» **Aim**:
Across all the lines below, how many contain the string "Manufacturing"? Please reply with the number only.

Saved entries:
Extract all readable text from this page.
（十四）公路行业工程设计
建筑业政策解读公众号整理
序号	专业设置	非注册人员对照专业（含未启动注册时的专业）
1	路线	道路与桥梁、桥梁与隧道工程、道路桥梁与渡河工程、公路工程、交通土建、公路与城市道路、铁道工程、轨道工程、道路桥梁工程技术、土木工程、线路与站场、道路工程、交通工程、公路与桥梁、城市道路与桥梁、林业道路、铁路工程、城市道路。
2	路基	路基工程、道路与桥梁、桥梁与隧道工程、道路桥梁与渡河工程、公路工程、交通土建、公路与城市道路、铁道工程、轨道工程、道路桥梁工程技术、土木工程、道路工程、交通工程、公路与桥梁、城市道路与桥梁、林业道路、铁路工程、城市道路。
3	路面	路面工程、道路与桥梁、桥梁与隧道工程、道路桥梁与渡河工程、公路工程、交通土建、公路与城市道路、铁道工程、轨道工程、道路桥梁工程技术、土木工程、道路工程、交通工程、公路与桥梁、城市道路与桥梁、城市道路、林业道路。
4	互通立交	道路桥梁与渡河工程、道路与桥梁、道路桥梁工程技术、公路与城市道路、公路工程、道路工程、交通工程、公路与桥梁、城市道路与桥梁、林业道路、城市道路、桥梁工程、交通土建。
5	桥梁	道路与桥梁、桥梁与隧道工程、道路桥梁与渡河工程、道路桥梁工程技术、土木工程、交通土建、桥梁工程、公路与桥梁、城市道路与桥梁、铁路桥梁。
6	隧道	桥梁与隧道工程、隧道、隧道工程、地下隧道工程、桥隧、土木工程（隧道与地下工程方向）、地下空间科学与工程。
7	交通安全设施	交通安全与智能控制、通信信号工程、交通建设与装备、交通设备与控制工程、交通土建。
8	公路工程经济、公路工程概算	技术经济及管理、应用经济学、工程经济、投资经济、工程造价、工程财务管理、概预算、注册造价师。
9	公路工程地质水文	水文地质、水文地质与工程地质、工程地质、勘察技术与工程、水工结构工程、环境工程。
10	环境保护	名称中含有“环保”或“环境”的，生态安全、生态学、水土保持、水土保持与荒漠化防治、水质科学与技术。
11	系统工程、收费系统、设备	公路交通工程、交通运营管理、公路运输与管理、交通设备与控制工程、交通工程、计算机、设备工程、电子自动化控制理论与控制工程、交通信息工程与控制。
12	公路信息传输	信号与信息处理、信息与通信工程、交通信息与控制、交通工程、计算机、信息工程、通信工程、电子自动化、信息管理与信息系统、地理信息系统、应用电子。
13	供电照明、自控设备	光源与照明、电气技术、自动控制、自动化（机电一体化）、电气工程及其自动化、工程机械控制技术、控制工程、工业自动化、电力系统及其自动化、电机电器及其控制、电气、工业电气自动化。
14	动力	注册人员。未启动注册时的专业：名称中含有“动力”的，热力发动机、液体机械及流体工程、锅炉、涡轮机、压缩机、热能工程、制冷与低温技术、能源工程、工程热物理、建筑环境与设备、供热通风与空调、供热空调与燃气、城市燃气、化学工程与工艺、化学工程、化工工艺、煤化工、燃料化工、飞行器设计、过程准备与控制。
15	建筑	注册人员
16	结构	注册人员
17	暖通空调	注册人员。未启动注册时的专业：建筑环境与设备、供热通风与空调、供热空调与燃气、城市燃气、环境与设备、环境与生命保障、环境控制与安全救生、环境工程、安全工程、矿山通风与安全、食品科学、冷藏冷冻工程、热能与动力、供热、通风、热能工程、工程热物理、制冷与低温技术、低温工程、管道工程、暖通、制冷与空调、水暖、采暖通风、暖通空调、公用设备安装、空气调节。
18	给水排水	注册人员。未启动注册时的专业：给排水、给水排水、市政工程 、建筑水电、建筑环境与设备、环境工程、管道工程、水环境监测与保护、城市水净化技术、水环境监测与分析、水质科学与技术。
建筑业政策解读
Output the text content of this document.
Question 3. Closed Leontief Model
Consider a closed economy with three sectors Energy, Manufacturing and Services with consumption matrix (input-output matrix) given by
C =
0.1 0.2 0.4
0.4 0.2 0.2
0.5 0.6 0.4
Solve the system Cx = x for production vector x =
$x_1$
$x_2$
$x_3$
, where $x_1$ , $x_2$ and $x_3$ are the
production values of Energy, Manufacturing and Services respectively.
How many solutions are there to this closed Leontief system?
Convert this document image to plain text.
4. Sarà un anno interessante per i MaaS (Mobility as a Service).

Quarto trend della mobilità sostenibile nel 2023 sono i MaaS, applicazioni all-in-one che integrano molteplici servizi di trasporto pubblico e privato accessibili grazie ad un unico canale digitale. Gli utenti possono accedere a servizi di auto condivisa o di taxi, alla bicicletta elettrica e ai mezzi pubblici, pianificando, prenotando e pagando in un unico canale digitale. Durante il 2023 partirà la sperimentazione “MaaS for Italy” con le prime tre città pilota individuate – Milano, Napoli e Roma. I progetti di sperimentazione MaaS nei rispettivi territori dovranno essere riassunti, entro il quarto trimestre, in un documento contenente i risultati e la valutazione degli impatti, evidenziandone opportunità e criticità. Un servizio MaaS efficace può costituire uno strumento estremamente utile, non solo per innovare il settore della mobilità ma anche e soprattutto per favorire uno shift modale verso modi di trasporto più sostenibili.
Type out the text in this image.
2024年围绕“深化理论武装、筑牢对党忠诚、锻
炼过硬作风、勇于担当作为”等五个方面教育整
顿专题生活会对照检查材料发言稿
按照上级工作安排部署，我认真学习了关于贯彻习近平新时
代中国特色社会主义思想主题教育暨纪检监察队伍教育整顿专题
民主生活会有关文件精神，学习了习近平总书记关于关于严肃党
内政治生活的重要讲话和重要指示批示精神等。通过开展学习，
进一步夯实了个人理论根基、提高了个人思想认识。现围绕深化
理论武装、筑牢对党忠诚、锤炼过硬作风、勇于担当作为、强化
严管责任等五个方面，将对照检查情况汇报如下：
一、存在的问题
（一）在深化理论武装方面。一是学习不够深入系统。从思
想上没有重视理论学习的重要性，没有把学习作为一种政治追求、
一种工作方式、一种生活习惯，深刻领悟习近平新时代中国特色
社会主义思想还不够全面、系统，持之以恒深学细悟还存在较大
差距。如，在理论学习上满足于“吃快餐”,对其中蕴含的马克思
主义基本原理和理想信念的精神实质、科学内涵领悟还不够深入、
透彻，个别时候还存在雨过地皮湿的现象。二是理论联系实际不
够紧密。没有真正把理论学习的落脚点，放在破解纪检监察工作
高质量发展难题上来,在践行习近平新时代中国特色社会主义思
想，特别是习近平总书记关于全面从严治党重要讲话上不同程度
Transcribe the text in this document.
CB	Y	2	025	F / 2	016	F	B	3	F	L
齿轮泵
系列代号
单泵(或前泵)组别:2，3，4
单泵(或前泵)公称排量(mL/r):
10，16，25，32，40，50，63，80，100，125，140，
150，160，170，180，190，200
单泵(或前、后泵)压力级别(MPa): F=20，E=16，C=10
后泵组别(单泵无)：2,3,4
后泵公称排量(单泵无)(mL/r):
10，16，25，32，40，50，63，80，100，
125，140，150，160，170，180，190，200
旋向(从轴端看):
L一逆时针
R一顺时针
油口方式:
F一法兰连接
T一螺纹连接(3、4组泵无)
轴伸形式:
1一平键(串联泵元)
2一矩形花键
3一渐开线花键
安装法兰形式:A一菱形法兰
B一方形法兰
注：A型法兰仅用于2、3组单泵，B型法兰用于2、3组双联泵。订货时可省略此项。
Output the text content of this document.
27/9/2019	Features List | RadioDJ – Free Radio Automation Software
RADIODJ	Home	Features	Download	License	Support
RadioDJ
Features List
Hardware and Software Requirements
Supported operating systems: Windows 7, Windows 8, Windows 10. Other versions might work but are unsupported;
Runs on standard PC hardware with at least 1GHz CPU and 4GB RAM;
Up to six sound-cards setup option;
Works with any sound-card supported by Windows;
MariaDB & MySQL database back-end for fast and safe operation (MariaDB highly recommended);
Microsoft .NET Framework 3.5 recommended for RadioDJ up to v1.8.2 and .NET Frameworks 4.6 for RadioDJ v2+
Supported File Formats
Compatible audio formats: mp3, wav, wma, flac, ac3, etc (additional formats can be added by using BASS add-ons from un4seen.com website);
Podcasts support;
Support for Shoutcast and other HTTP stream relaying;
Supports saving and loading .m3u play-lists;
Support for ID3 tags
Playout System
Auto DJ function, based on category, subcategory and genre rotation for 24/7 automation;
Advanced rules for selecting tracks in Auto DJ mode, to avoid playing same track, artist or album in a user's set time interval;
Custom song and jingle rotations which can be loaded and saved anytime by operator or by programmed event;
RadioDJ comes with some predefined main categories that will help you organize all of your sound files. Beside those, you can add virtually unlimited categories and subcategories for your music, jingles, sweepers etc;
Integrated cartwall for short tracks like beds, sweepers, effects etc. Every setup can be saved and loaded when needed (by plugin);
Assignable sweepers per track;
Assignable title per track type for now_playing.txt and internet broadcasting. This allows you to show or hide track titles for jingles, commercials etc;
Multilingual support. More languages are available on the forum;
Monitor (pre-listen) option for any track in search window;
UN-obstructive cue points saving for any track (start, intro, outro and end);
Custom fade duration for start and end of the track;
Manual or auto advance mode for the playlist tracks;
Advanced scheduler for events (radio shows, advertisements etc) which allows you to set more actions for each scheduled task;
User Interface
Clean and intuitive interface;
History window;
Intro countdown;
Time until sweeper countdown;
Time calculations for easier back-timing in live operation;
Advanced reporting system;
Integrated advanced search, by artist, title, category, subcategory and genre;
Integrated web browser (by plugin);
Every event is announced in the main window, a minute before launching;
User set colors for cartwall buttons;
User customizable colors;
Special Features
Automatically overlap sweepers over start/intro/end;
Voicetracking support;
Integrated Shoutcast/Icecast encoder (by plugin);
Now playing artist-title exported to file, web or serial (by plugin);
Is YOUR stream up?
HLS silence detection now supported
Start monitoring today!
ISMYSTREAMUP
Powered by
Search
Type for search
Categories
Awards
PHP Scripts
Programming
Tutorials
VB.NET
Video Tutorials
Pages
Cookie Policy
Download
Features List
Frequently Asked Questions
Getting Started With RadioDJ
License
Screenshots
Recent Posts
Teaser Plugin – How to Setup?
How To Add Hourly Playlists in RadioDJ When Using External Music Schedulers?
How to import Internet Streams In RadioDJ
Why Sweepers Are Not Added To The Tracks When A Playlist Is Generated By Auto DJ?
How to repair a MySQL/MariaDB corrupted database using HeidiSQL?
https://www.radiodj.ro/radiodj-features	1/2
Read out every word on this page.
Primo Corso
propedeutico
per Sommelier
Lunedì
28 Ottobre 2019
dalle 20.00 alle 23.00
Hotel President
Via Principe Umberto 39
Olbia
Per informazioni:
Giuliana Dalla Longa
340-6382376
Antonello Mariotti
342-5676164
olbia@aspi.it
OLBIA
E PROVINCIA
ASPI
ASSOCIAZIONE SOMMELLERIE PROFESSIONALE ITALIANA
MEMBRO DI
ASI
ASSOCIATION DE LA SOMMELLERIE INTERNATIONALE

» **Result of the exercise**:
2